▶ PROMPT: Where a line holds the string "Статья", return that line.

▶ RECORDS SUPPLIED:
***

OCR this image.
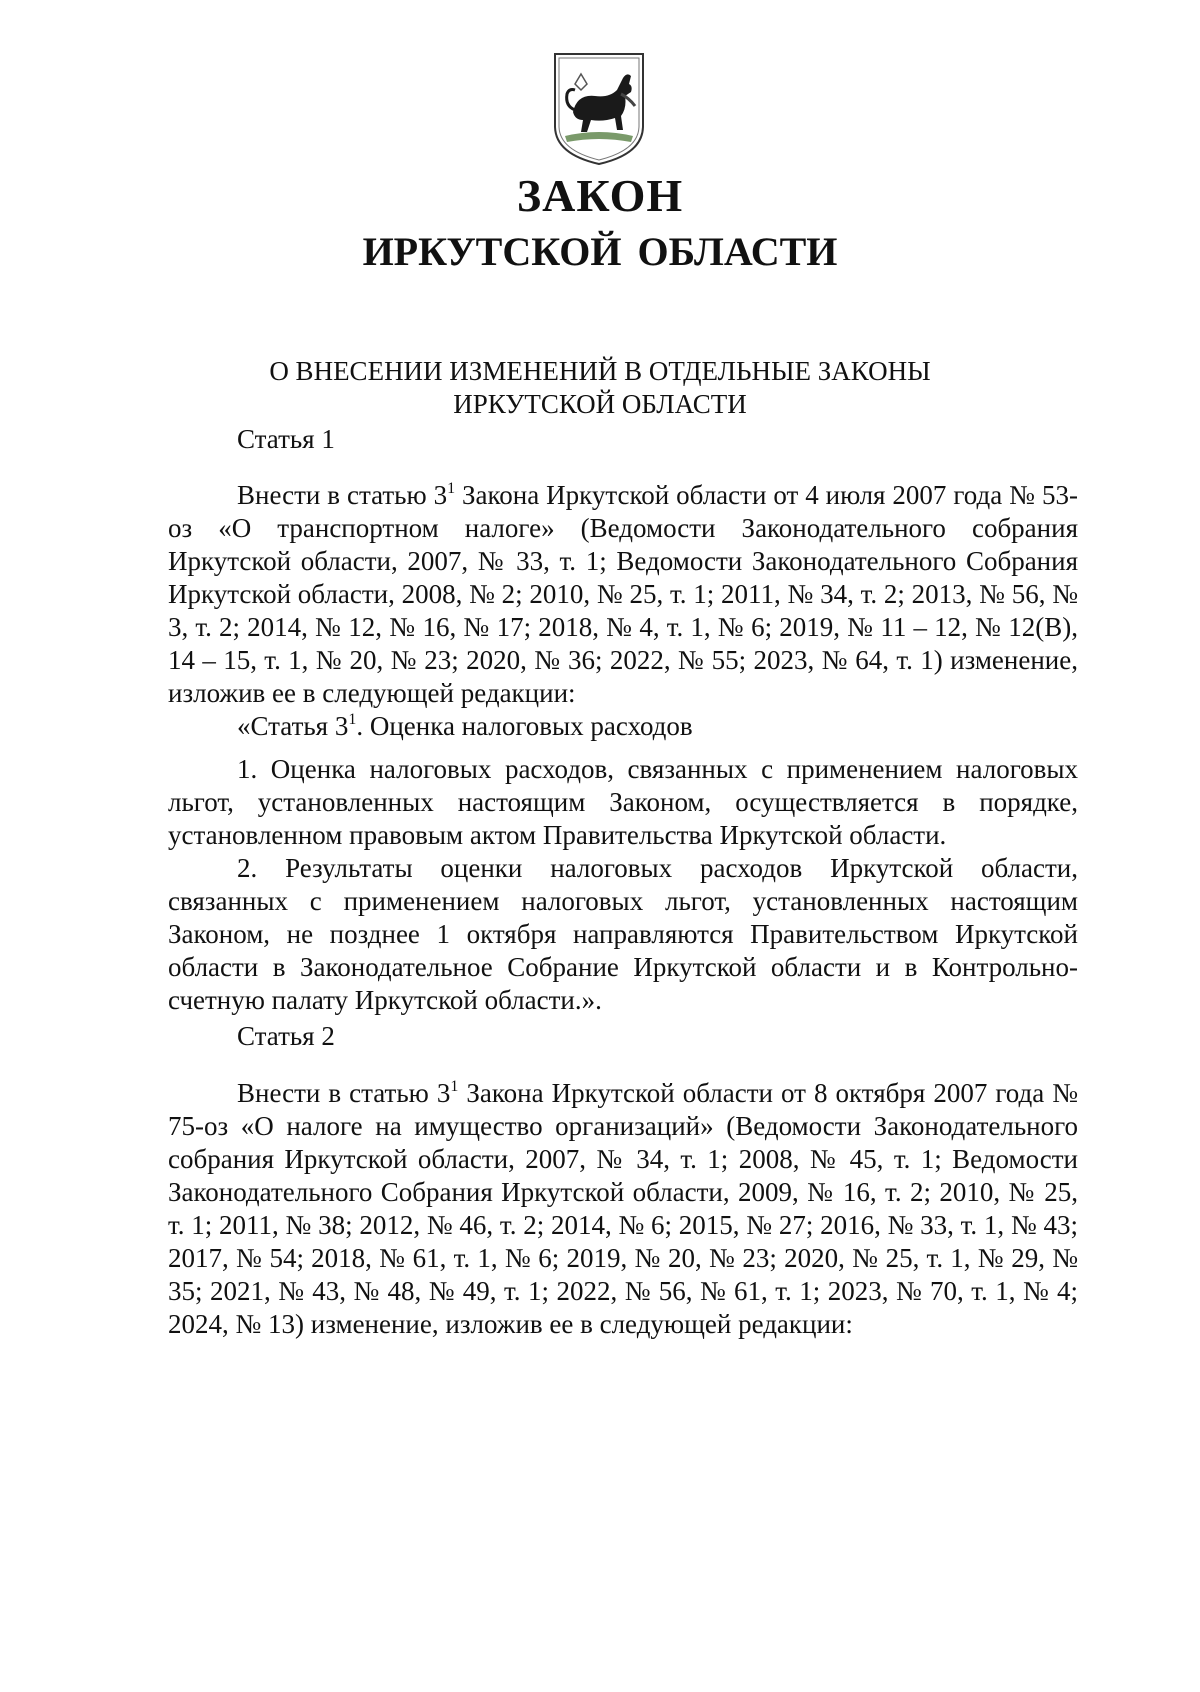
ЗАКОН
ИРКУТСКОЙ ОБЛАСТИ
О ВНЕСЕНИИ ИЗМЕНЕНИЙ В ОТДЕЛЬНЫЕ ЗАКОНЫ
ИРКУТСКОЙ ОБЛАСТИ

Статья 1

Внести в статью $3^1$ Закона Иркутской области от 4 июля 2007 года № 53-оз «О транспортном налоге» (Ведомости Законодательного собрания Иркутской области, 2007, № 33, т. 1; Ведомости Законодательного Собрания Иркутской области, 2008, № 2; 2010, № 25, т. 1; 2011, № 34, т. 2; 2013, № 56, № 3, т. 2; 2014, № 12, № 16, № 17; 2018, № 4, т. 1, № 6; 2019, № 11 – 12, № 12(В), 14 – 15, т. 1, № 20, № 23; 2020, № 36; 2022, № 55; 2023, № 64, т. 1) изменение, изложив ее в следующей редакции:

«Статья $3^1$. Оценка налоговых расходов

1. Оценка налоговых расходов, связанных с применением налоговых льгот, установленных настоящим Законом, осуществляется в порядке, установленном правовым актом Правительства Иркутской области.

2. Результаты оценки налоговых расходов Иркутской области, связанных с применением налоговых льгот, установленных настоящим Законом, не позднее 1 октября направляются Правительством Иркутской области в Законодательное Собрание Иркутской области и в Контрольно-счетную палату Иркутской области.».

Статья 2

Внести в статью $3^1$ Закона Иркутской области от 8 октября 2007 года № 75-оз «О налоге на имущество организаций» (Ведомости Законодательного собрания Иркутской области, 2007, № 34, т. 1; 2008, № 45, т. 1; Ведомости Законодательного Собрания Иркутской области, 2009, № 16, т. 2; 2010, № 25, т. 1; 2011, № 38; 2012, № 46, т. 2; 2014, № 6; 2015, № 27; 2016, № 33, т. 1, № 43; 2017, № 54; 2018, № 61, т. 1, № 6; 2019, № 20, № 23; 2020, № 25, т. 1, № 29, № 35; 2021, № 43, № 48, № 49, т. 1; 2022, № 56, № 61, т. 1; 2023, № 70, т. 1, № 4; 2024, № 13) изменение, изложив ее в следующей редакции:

***

▶ TASK SOLUTION:
Статья 1
«Статья $3^1$. Оценка налоговых расходов
Статья 2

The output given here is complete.